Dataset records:
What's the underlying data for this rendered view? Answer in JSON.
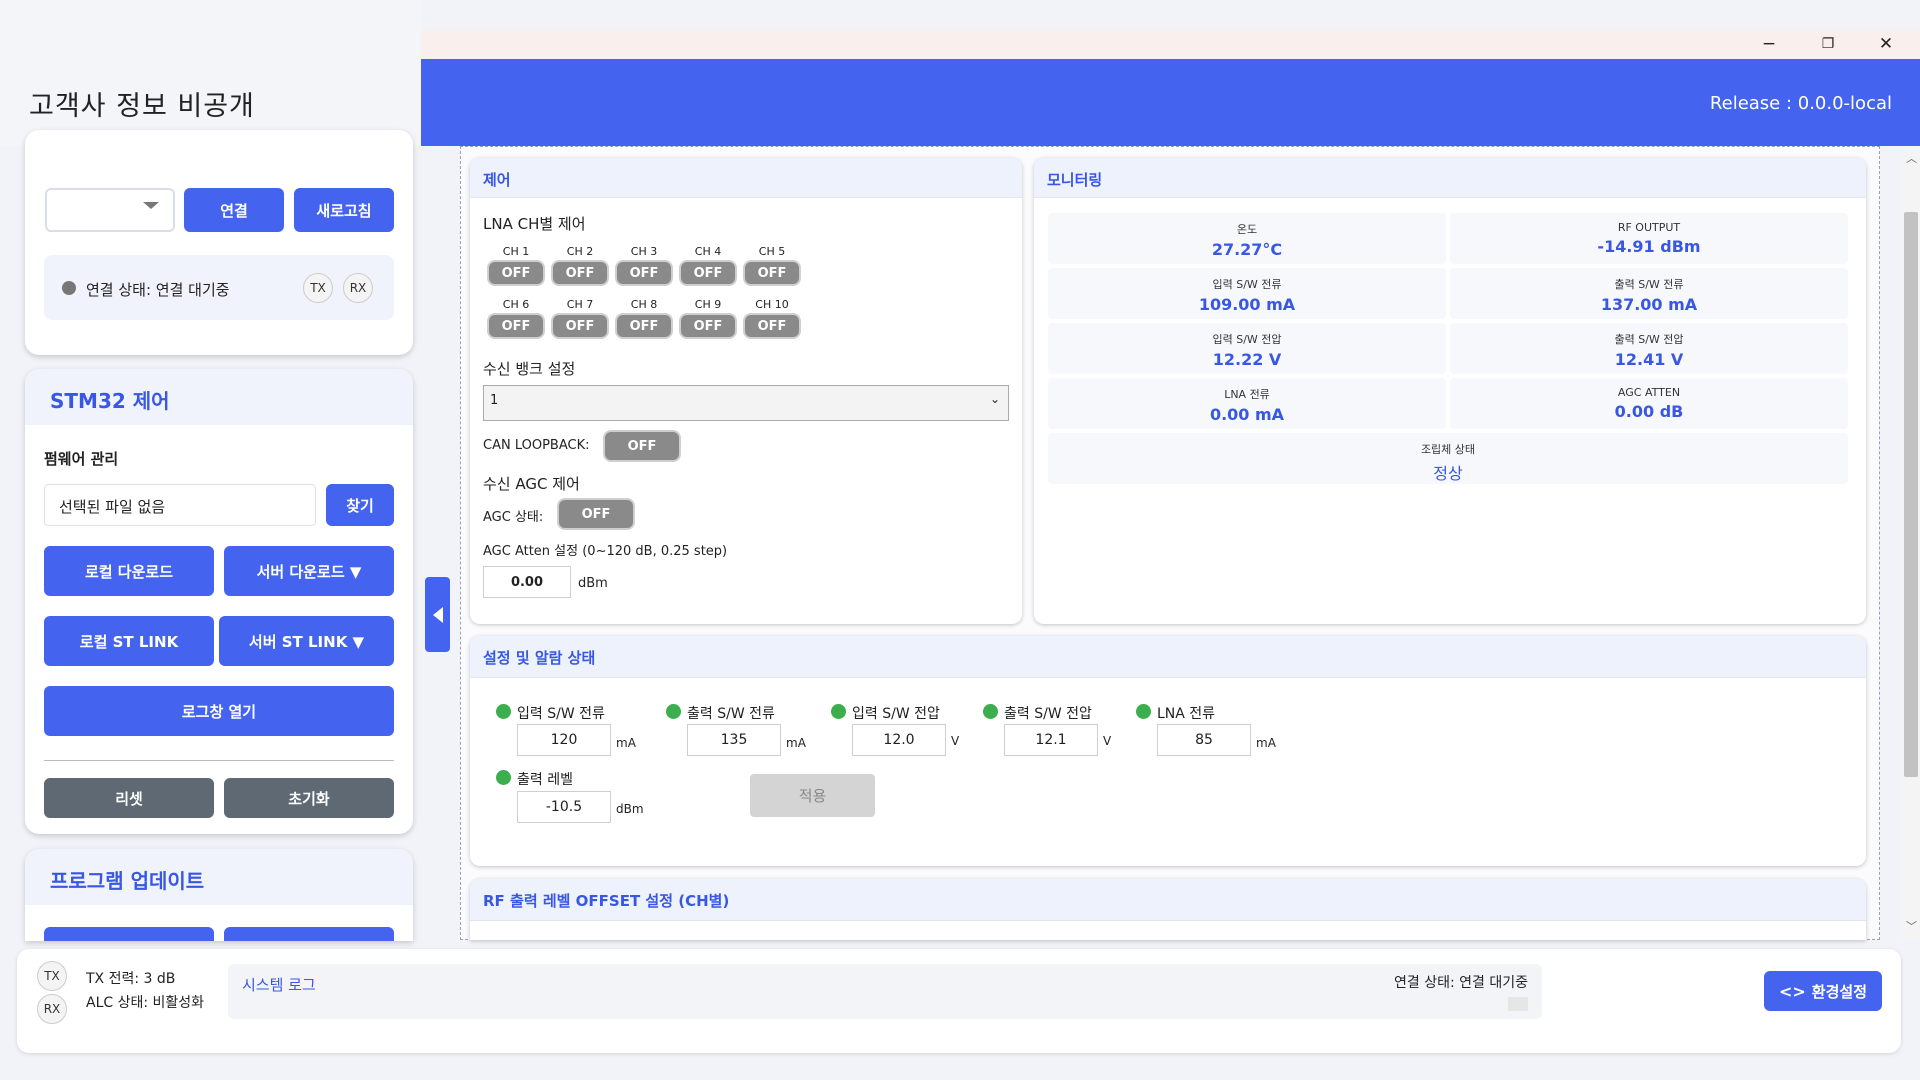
{
  "app": {
    "title": "고객사 정보 비공개",
    "release": "Release : 0.0.0-local"
  },
  "window_controls": {
    "minimize": "−",
    "maximize": "❐",
    "close": "✕"
  },
  "sidebar": {
    "connection": {
      "port_select_value": "",
      "connect_label": "연결",
      "refresh_label": "새로고침",
      "status_text": "연결 상태: 연결 대기중",
      "tx": "TX",
      "rx": "RX"
    },
    "stm32": {
      "title": "STM32 제어",
      "firmware_label": "펌웨어 관리",
      "file_placeholder": "선택된 파일 없음",
      "find_label": "찾기",
      "local_download": "로컬 다운로드",
      "server_download": "서버 다운로드 ▼",
      "local_stlink": "로컬 ST LINK",
      "server_stlink": "서버 ST LINK ▼",
      "open_log": "로그창 열기",
      "reset": "리셋",
      "init": "초기화"
    },
    "update": {
      "title": "프로그램 업데이트"
    }
  },
  "control": {
    "title": "제어",
    "lna_title": "LNA CH별 제어",
    "channels": [
      {
        "name": "CH 1",
        "state": "OFF"
      },
      {
        "name": "CH 2",
        "state": "OFF"
      },
      {
        "name": "CH 3",
        "state": "OFF"
      },
      {
        "name": "CH 4",
        "state": "OFF"
      },
      {
        "name": "CH 5",
        "state": "OFF"
      },
      {
        "name": "CH 6",
        "state": "OFF"
      },
      {
        "name": "CH 7",
        "state": "OFF"
      },
      {
        "name": "CH 8",
        "state": "OFF"
      },
      {
        "name": "CH 9",
        "state": "OFF"
      },
      {
        "name": "CH 10",
        "state": "OFF"
      }
    ],
    "bank_title": "수신 뱅크 설정",
    "bank_value": "1",
    "can_loopback_label": "CAN LOOPBACK:",
    "can_loopback_state": "OFF",
    "agc_title": "수신 AGC 제어",
    "agc_state_label": "AGC 상태:",
    "agc_state": "OFF",
    "agc_atten_label": "AGC Atten 설정 (0~120 dB, 0.25 step)",
    "agc_atten_value": "0.00",
    "agc_atten_unit": "dBm"
  },
  "monitoring": {
    "title": "모니터링",
    "cells": [
      {
        "key": "온도",
        "value": "27.27°C"
      },
      {
        "key": "RF OUTPUT",
        "value": "-14.91 dBm"
      },
      {
        "key": "입력 S/W 전류",
        "value": "109.00 mA"
      },
      {
        "key": "출력 S/W 전류",
        "value": "137.00 mA"
      },
      {
        "key": "입력 S/W 전압",
        "value": "12.22 V"
      },
      {
        "key": "출력 S/W 전압",
        "value": "12.41 V"
      },
      {
        "key": "LNA 전류",
        "value": "0.00 mA"
      },
      {
        "key": "AGC ATTEN",
        "value": "0.00 dB"
      }
    ],
    "assembly_key": "조립체 상태",
    "assembly_value": "정상"
  },
  "alarm": {
    "title": "설정 및 알람 상태",
    "items": [
      {
        "label": "입력 S/W 전류",
        "value": "120",
        "unit": "mA"
      },
      {
        "label": "출력 S/W 전류",
        "value": "135",
        "unit": "mA"
      },
      {
        "label": "입력 S/W 전압",
        "value": "12.0",
        "unit": "V"
      },
      {
        "label": "출력 S/W 전압",
        "value": "12.1",
        "unit": "V"
      },
      {
        "label": "LNA 전류",
        "value": "85",
        "unit": "mA"
      },
      {
        "label": "출력 레벨",
        "value": "-10.5",
        "unit": "dBm"
      }
    ],
    "apply_label": "적용"
  },
  "offset": {
    "title": "RF 출력 레벨 OFFSET 설정 (CH별)"
  },
  "bottom": {
    "tx": "TX",
    "rx": "RX",
    "tx_power": "TX 전력: 3 dB",
    "alc_state": "ALC 상태: 비활성화",
    "log_title": "시스템 로그",
    "conn_status": "연결 상태: 연결 대기중",
    "settings_label": "환경설정"
  },
  "colors": {
    "accent": "#4463ef",
    "status_ok": "#3cae4e",
    "toggle_off": "#8a8a8a"
  }
}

**Problem to work on:**
Your task is to retype all the entries exactly and leave out any pictures.

**Response to this task:**
What's the underlying data for this rendered view? Answer in JSON.
{
  "app": {
    "title": "고객사 정보 비공개",
    "release": "Release : 0.0.0-local"
  },
  "window_controls": {
    "minimize": "−",
    "maximize": "❐",
    "close": "✕"
  },
  "sidebar": {
    "connection": {
      "port_select_value": "",
      "connect_label": "연결",
      "refresh_label": "새로고침",
      "status_text": "연결 상태: 연결 대기중",
      "tx": "TX",
      "rx": "RX"
    },
    "stm32": {
      "title": "STM32 제어",
      "firmware_label": "펌웨어 관리",
      "file_placeholder": "선택된 파일 없음",
      "find_label": "찾기",
      "local_download": "로컬 다운로드",
      "server_download": "서버 다운로드 ▼",
      "local_stlink": "로컬 ST LINK",
      "server_stlink": "서버 ST LINK ▼",
      "open_log": "로그창 열기",
      "reset": "리셋",
      "init": "초기화"
    },
    "update": {
      "title": "프로그램 업데이트"
    }
  },
  "control": {
    "title": "제어",
    "lna_title": "LNA CH별 제어",
    "channels": [
      {
        "name": "CH 1",
        "state": "OFF"
      },
      {
        "name": "CH 2",
        "state": "OFF"
      },
      {
        "name": "CH 3",
        "state": "OFF"
      },
      {
        "name": "CH 4",
        "state": "OFF"
      },
      {
        "name": "CH 5",
        "state": "OFF"
      },
      {
        "name": "CH 6",
        "state": "OFF"
      },
      {
        "name": "CH 7",
        "state": "OFF"
      },
      {
        "name": "CH 8",
        "state": "OFF"
      },
      {
        "name": "CH 9",
        "state": "OFF"
      },
      {
        "name": "CH 10",
        "state": "OFF"
      }
    ],
    "bank_title": "수신 뱅크 설정",
    "bank_value": "1",
    "can_loopback_label": "CAN LOOPBACK:",
    "can_loopback_state": "OFF",
    "agc_title": "수신 AGC 제어",
    "agc_state_label": "AGC 상태:",
    "agc_state": "OFF",
    "agc_atten_label": "AGC Atten 설정 (0~120 dB, 0.25 step)",
    "agc_atten_value": "0.00",
    "agc_atten_unit": "dBm"
  },
  "monitoring": {
    "title": "모니터링",
    "cells": [
      {
        "key": "온도",
        "value": "27.27°C"
      },
      {
        "key": "RF OUTPUT",
        "value": "-14.91 dBm"
      },
      {
        "key": "입력 S/W 전류",
        "value": "109.00 mA"
      },
      {
        "key": "출력 S/W 전류",
        "value": "137.00 mA"
      },
      {
        "key": "입력 S/W 전압",
        "value": "12.22 V"
      },
      {
        "key": "출력 S/W 전압",
        "value": "12.41 V"
      },
      {
        "key": "LNA 전류",
        "value": "0.00 mA"
      },
      {
        "key": "AGC ATTEN",
        "value": "0.00 dB"
      }
    ],
    "assembly_key": "조립체 상태",
    "assembly_value": "정상"
  },
  "alarm": {
    "title": "설정 및 알람 상태",
    "items": [
      {
        "label": "입력 S/W 전류",
        "value": "120",
        "unit": "mA"
      },
      {
        "label": "출력 S/W 전류",
        "value": "135",
        "unit": "mA"
      },
      {
        "label": "입력 S/W 전압",
        "value": "12.0",
        "unit": "V"
      },
      {
        "label": "출력 S/W 전압",
        "value": "12.1",
        "unit": "V"
      },
      {
        "label": "LNA 전류",
        "value": "85",
        "unit": "mA"
      },
      {
        "label": "출력 레벨",
        "value": "-10.5",
        "unit": "dBm"
      }
    ],
    "apply_label": "적용"
  },
  "offset": {
    "title": "RF 출력 레벨 OFFSET 설정 (CH별)"
  },
  "bottom": {
    "tx": "TX",
    "rx": "RX",
    "tx_power": "TX 전력: 3 dB",
    "alc_state": "ALC 상태: 비활성화",
    "log_title": "시스템 로그",
    "conn_status": "연결 상태: 연결 대기중",
    "settings_label": "환경설정"
  },
  "colors": {
    "accent": "#4463ef",
    "status_ok": "#3cae4e",
    "toggle_off": "#8a8a8a"
  }
}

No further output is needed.